__Rows from a dataset__:
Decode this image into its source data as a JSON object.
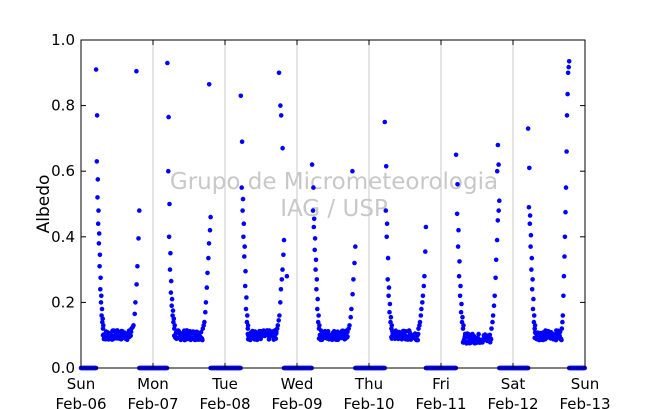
{
  "chart_data": {
    "type": "scatter",
    "ylabel": "Albedo",
    "ylim": [
      0.0,
      1.0
    ],
    "yticks": [
      "0.0",
      "0.2",
      "0.4",
      "0.6",
      "0.8",
      "1.0"
    ],
    "xlim": [
      0,
      7
    ],
    "x_unit": "days from Sun Feb-06",
    "xticks": [
      {
        "day": "Sun",
        "date": "Feb-06"
      },
      {
        "day": "Mon",
        "date": "Feb-07"
      },
      {
        "day": "Tue",
        "date": "Feb-08"
      },
      {
        "day": "Wed",
        "date": "Feb-09"
      },
      {
        "day": "Thu",
        "date": "Feb-10"
      },
      {
        "day": "Fri",
        "date": "Feb-11"
      },
      {
        "day": "Sat",
        "date": "Feb-12"
      },
      {
        "day": "Sun",
        "date": "Feb-13"
      }
    ],
    "grid": "vertical",
    "marker_color": "#0000ff",
    "watermark": [
      "Grupo de Micrometeorologia",
      "IAG / USP"
    ],
    "daytime_curves": [
      {
        "start": 0.21,
        "end": 0.81,
        "left_edge": [
          0.91,
          0.63,
          0.52,
          0.44,
          0.38,
          0.31,
          0.24,
          0.2,
          0.16,
          0.14,
          0.12
        ],
        "floor": 0.1,
        "right_edge": [
          0.12,
          0.13,
          0.2,
          0.31,
          0.48
        ],
        "spikes": [
          {
            "x": 0.77,
            "y": 0.905
          }
        ]
      },
      {
        "start": 1.2,
        "end": 1.8,
        "left_edge": [
          0.93,
          0.6,
          0.4,
          0.3,
          0.23,
          0.19,
          0.16,
          0.14,
          0.12
        ],
        "floor": 0.1,
        "right_edge": [
          0.12,
          0.14,
          0.2,
          0.29,
          0.38,
          0.46
        ],
        "spikes": [
          {
            "x": 1.78,
            "y": 0.865
          }
        ]
      },
      {
        "start": 2.22,
        "end": 2.82,
        "left_edge": [
          0.83,
          0.55,
          0.48,
          0.4,
          0.34,
          0.25,
          0.18,
          0.14,
          0.12
        ],
        "floor": 0.1,
        "right_edge": [
          0.11,
          0.13,
          0.16,
          0.24,
          0.3,
          0.39
        ],
        "spikes": [
          {
            "x": 2.75,
            "y": 0.9
          },
          {
            "x": 2.77,
            "y": 0.8
          },
          {
            "x": 2.78,
            "y": 0.77
          },
          {
            "x": 2.8,
            "y": 0.67
          }
        ]
      },
      {
        "start": 3.21,
        "end": 3.81,
        "left_edge": [
          0.62,
          0.48,
          0.43,
          0.36,
          0.3,
          0.24,
          0.18,
          0.14,
          0.12
        ],
        "floor": 0.1,
        "right_edge": [
          0.11,
          0.13,
          0.18,
          0.27,
          0.37
        ],
        "spikes": [
          {
            "x": 3.77,
            "y": 0.6
          },
          {
            "x": 2.86,
            "y": 0.28
          }
        ]
      },
      {
        "start": 4.22,
        "end": 4.79,
        "left_edge": [
          0.75,
          0.48,
          0.4,
          0.27,
          0.22,
          0.17,
          0.14,
          0.12
        ],
        "floor": 0.1,
        "right_edge": [
          0.12,
          0.14,
          0.18,
          0.22,
          0.28,
          0.43
        ],
        "spikes": []
      },
      {
        "start": 5.21,
        "end": 5.81,
        "left_edge": [
          0.65,
          0.47,
          0.37,
          0.28,
          0.22,
          0.17,
          0.14,
          0.12
        ],
        "floor": 0.09,
        "right_edge": [
          0.12,
          0.16,
          0.22,
          0.33,
          0.45,
          0.51
        ],
        "spikes": [
          {
            "x": 5.79,
            "y": 0.68
          },
          {
            "x": 5.8,
            "y": 0.62
          },
          {
            "x": 5.78,
            "y": 0.6
          }
        ]
      },
      {
        "start": 6.21,
        "end": 6.78,
        "left_edge": [
          0.73,
          0.49,
          0.44,
          0.37,
          0.3,
          0.24,
          0.18,
          0.14,
          0.12
        ],
        "floor": 0.1,
        "right_edge": [
          0.12,
          0.16,
          0.28,
          0.4,
          0.55,
          0.77,
          0.9,
          0.935
        ],
        "spikes": []
      }
    ],
    "night_value": 0.0
  }
}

__TASK DESCRIPTION__: Each line that holds the word "start" is to be copied.

__SOLUTION__:
        "start": 0.21,
        "start": 1.2,
        "start": 2.22,
        "start": 3.21,
        "start": 4.22,
        "start": 5.21,
        "start": 6.21,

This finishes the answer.